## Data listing
--------------------------------------------------
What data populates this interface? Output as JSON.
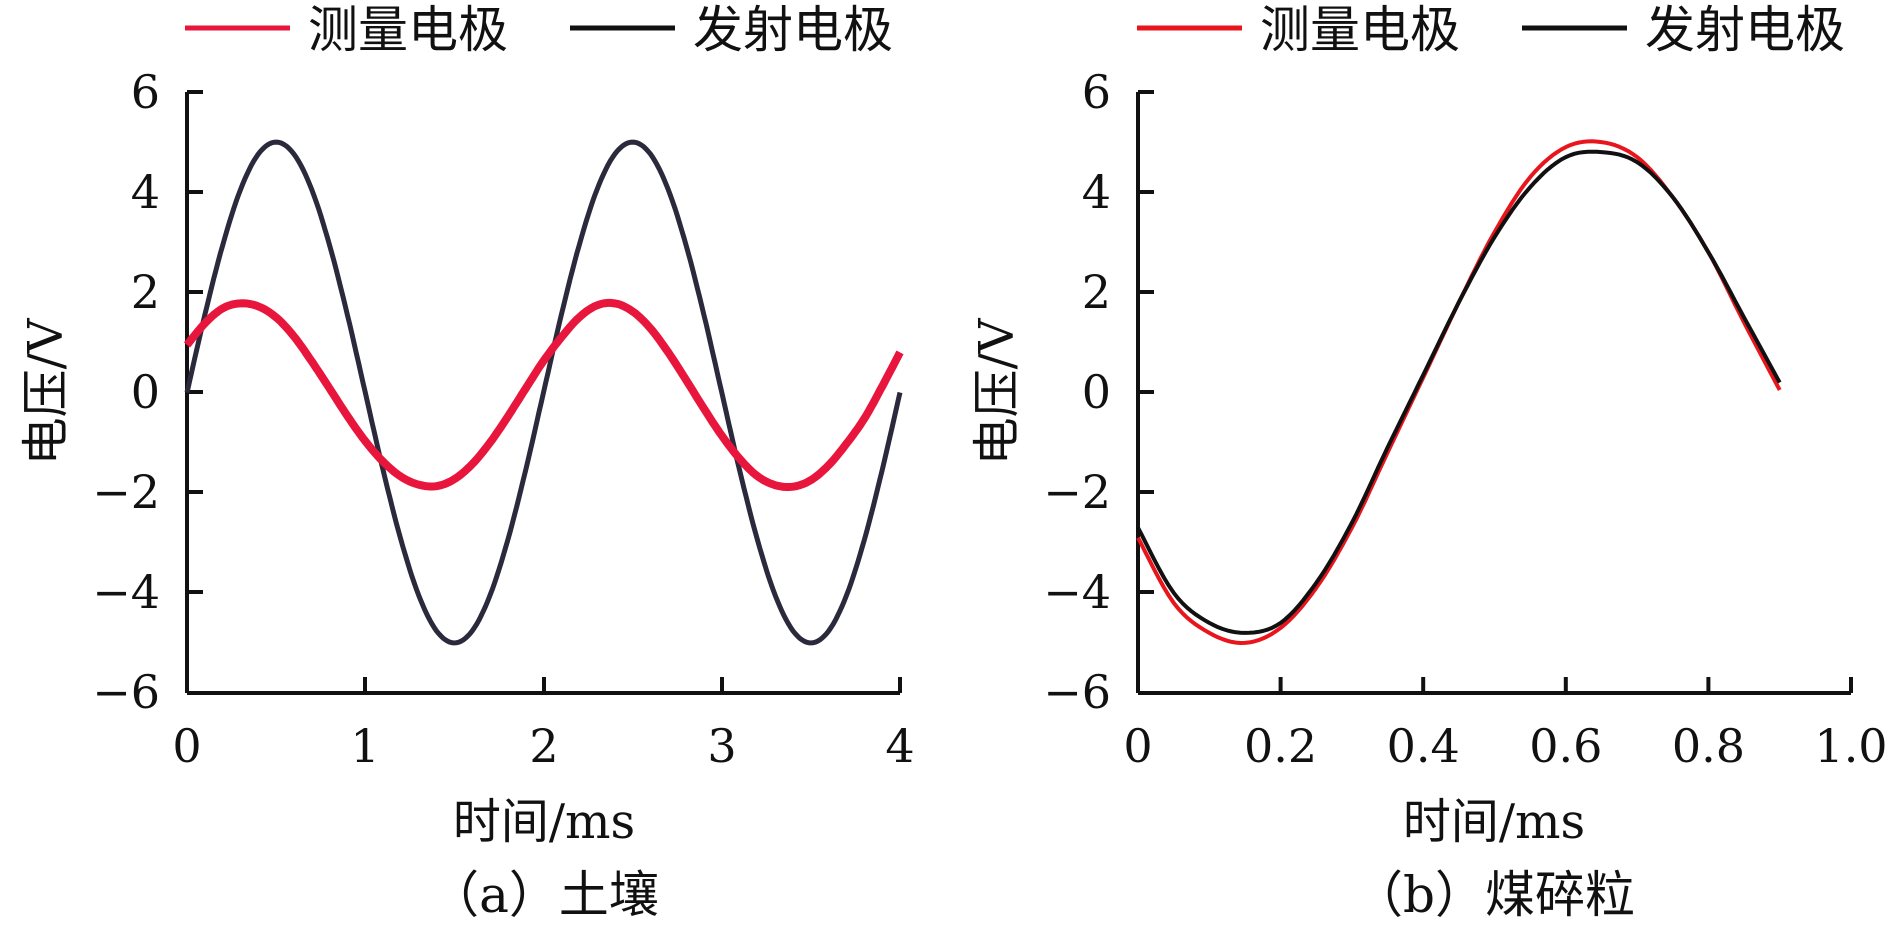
{
  "chart_data": [
    {
      "type": "line",
      "caption": "（a）土壤",
      "xlabel": "时间/ms",
      "ylabel": "电压/V",
      "xlim": [
        0,
        4
      ],
      "ylim": [
        -6,
        6
      ],
      "x_ticks": [
        "0",
        "1",
        "2",
        "3",
        "4"
      ],
      "y_ticks": [
        "6",
        "4",
        "2",
        "0",
        "−2",
        "−4",
        "−6"
      ],
      "legend": "top",
      "series": [
        {
          "name": "测量电极",
          "color": "#e8163c",
          "x": [
            0,
            0.1,
            0.2,
            0.3,
            0.4,
            0.5,
            0.6,
            0.7,
            0.8,
            0.9,
            1.0,
            1.1,
            1.2,
            1.3,
            1.4,
            1.5,
            1.6,
            1.7,
            1.8,
            1.9,
            2.0,
            2.1,
            2.2,
            2.3,
            2.4,
            2.5,
            2.6,
            2.7,
            2.8,
            2.9,
            3.0,
            3.1,
            3.2,
            3.3,
            3.4,
            3.5,
            3.6,
            3.7,
            3.8,
            3.9,
            4.0
          ],
          "y": [
            0.95,
            1.38,
            1.68,
            1.78,
            1.72,
            1.5,
            1.12,
            0.62,
            0.08,
            -0.47,
            -0.97,
            -1.38,
            -1.68,
            -1.84,
            -1.87,
            -1.73,
            -1.43,
            -1.0,
            -0.48,
            0.08,
            0.63,
            1.1,
            1.5,
            1.74,
            1.78,
            1.62,
            1.28,
            0.8,
            0.25,
            -0.32,
            -0.86,
            -1.32,
            -1.67,
            -1.85,
            -1.88,
            -1.75,
            -1.45,
            -1.02,
            -0.52,
            0.12,
            0.8
          ]
        },
        {
          "name": "发射电极",
          "color": "#2a2a3c",
          "x": [
            0,
            0.1,
            0.2,
            0.3,
            0.4,
            0.5,
            0.6,
            0.7,
            0.8,
            0.9,
            1.0,
            1.1,
            1.2,
            1.3,
            1.4,
            1.5,
            1.6,
            1.7,
            1.8,
            1.9,
            2.0,
            2.1,
            2.2,
            2.3,
            2.4,
            2.5,
            2.6,
            2.7,
            2.8,
            2.9,
            3.0,
            3.1,
            3.2,
            3.3,
            3.4,
            3.5,
            3.6,
            3.7,
            3.8,
            3.9,
            4.0
          ],
          "y": [
            0,
            1.55,
            2.94,
            4.05,
            4.76,
            5.0,
            4.76,
            4.05,
            2.94,
            1.55,
            0,
            -1.55,
            -2.94,
            -4.05,
            -4.76,
            -5.0,
            -4.76,
            -4.05,
            -2.94,
            -1.55,
            0,
            1.55,
            2.94,
            4.05,
            4.76,
            5.0,
            4.76,
            4.05,
            2.94,
            1.55,
            0,
            -1.55,
            -2.94,
            -4.05,
            -4.76,
            -5.0,
            -4.76,
            -4.05,
            -2.94,
            -1.55,
            0
          ]
        }
      ]
    },
    {
      "type": "line",
      "caption": "（b）煤碎粒",
      "xlabel": "时间/ms",
      "ylabel": "电压/V",
      "xlim": [
        0,
        1.0
      ],
      "ylim": [
        -6,
        6
      ],
      "x_ticks": [
        "0",
        "0.2",
        "0.4",
        "0.6",
        "0.8",
        "1.0"
      ],
      "y_ticks": [
        "6",
        "4",
        "2",
        "0",
        "−2",
        "−4",
        "−6"
      ],
      "legend": "top",
      "series": [
        {
          "name": "测量电极",
          "color": "#e8161c",
          "x": [
            0,
            0.05,
            0.1,
            0.15,
            0.2,
            0.25,
            0.3,
            0.35,
            0.4,
            0.45,
            0.5,
            0.55,
            0.6,
            0.65,
            0.7,
            0.75,
            0.8,
            0.85,
            0.9
          ],
          "y": [
            -2.9,
            -4.2,
            -4.8,
            -5.0,
            -4.7,
            -3.9,
            -2.7,
            -1.2,
            0.3,
            1.8,
            3.2,
            4.3,
            4.9,
            5.0,
            4.7,
            3.9,
            2.8,
            1.4,
            0.05
          ]
        },
        {
          "name": "发射电极",
          "color": "#111111",
          "x": [
            0,
            0.05,
            0.1,
            0.15,
            0.2,
            0.25,
            0.3,
            0.35,
            0.4,
            0.45,
            0.5,
            0.55,
            0.6,
            0.65,
            0.7,
            0.75,
            0.8,
            0.85,
            0.9
          ],
          "y": [
            -2.7,
            -4.0,
            -4.6,
            -4.8,
            -4.6,
            -3.8,
            -2.6,
            -1.1,
            0.35,
            1.8,
            3.1,
            4.1,
            4.7,
            4.8,
            4.6,
            3.9,
            2.8,
            1.5,
            0.2
          ]
        }
      ]
    }
  ]
}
--------------------------------------------------
## Task instructions
Report only how many lines in the entries contain "color".

## Written response
4